> **Task directions**
Reproduce each of the lines word for word.

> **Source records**
----------
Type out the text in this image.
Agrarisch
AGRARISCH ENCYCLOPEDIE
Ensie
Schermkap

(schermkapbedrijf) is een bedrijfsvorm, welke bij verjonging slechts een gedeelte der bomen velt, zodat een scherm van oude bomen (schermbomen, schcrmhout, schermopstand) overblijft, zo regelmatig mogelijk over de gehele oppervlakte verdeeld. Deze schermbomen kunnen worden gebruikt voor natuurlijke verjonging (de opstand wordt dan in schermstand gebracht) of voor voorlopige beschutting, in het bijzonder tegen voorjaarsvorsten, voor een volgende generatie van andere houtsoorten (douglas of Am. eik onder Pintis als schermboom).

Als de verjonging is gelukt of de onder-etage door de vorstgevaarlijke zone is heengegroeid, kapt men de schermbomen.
----------
> **Finished exercise**
Type out the text in this image.
Agrarisch
AGRARISCH ENCYCLOPEDIE
Ensie
Schermkap

(schermkapbedrijf) is een bedrijfsvorm, welke bij verjonging slechts een gedeelte der bomen velt, zodat een scherm van oude bomen (schermbomen, schcrmhout, schermopstand) overblijft, zo regelmatig mogelijk over de gehele oppervlakte verdeeld. Deze schermbomen kunnen worden gebruikt voor natuurlijke verjonging (de opstand wordt dan in schermstand gebracht) of voor voorlopige beschutting, in het bijzonder tegen voorjaarsvorsten, voor een volgende generatie van andere houtsoorten (douglas of Am. eik onder Pintis als schermboom).

Als de verjonging is gelukt of de onder-etage door de vorstgevaarlijke zone is heengegroeid, kapt men de schermbomen.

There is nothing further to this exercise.